# WORK TO DO
Locate each line containing the string "from" and copy it out.

Data items
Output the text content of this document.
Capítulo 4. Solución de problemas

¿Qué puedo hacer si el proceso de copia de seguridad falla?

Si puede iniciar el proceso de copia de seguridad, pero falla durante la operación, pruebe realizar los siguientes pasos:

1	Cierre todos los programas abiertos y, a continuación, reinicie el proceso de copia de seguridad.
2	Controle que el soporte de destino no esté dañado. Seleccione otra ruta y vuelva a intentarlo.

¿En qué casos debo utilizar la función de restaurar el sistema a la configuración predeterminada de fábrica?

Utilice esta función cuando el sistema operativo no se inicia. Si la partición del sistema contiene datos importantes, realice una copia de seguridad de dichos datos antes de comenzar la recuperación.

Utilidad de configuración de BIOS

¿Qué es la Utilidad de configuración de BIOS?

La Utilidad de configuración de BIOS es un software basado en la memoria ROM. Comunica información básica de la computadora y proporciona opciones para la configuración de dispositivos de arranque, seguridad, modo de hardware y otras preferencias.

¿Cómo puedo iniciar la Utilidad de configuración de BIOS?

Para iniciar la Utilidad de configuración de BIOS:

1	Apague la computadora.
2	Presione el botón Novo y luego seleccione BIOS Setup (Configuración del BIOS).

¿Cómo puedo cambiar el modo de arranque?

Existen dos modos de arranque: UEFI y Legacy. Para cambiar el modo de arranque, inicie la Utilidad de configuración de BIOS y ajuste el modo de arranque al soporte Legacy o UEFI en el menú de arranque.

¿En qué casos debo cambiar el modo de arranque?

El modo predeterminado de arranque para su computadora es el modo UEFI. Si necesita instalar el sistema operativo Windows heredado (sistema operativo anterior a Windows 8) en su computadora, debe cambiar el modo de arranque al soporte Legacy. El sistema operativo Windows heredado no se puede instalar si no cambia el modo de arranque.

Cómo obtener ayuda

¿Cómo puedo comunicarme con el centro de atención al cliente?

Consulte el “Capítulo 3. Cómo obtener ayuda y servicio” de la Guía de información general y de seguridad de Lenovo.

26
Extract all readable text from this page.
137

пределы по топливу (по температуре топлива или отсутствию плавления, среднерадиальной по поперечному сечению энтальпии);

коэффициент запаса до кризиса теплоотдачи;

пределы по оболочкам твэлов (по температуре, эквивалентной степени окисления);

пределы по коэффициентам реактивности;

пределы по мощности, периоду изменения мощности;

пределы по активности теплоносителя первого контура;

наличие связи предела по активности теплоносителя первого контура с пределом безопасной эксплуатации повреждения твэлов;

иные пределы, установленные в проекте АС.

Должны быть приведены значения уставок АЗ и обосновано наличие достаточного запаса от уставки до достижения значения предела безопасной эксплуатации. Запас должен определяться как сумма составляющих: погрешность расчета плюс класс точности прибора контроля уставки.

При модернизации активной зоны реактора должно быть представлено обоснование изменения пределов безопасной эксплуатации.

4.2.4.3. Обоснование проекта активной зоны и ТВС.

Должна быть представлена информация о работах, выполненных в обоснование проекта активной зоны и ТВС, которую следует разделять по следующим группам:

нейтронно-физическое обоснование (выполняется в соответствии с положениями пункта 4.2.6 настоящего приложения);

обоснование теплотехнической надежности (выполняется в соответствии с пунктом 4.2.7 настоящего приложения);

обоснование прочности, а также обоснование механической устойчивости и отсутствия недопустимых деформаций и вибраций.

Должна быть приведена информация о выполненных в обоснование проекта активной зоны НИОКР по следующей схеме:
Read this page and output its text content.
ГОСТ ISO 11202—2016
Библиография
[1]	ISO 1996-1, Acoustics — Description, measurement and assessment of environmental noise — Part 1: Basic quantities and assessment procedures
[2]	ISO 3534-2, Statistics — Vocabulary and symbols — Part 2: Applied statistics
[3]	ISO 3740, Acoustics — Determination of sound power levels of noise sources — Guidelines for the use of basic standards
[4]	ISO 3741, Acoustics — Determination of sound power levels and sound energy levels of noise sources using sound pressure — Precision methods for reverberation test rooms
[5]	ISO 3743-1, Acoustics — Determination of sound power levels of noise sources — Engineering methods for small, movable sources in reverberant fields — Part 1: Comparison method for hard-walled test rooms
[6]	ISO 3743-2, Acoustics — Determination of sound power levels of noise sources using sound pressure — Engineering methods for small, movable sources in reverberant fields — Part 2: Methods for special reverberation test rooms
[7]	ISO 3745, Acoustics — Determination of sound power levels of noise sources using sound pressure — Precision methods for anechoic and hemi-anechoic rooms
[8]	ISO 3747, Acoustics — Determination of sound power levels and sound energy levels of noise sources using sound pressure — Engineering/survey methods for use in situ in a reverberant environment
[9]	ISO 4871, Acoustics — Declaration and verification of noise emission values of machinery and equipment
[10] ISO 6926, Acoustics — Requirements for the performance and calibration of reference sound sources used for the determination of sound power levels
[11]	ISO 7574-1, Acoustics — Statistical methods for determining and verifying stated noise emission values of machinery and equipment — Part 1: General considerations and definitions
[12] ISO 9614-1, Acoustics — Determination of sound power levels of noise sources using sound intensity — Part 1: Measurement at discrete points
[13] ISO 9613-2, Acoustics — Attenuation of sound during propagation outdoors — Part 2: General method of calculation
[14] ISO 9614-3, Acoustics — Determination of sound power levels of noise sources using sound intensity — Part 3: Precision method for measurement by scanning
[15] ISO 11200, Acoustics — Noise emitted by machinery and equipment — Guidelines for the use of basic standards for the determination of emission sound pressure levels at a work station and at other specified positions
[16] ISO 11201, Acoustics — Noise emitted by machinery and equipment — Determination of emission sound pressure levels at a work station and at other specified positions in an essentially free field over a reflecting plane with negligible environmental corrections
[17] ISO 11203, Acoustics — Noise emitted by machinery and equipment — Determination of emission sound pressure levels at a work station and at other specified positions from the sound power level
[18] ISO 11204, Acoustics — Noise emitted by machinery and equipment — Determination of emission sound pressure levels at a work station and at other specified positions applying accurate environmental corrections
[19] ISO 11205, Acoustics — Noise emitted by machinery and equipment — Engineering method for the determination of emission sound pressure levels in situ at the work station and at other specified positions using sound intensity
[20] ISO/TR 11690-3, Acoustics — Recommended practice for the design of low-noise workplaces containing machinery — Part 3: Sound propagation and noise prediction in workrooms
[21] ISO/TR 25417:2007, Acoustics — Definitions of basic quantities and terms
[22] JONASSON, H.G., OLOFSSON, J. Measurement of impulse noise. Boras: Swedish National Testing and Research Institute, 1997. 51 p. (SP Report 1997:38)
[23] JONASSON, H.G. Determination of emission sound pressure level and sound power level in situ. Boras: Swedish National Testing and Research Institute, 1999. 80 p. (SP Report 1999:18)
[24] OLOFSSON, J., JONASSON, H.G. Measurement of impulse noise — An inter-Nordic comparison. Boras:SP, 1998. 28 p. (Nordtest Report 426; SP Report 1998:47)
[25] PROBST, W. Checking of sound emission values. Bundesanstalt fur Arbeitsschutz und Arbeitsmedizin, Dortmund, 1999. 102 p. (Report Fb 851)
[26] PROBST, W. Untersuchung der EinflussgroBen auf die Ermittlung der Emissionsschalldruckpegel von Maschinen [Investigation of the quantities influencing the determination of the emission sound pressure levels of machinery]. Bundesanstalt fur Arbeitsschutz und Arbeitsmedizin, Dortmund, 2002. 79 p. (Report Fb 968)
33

# PROBLEM SOLUTION
Extract all readable text from this page.
[17] ISO 11203, Acoustics — Noise emitted by machinery and equipment — Determination of emission sound pressure levels at a work station and at other specified positions from the sound power level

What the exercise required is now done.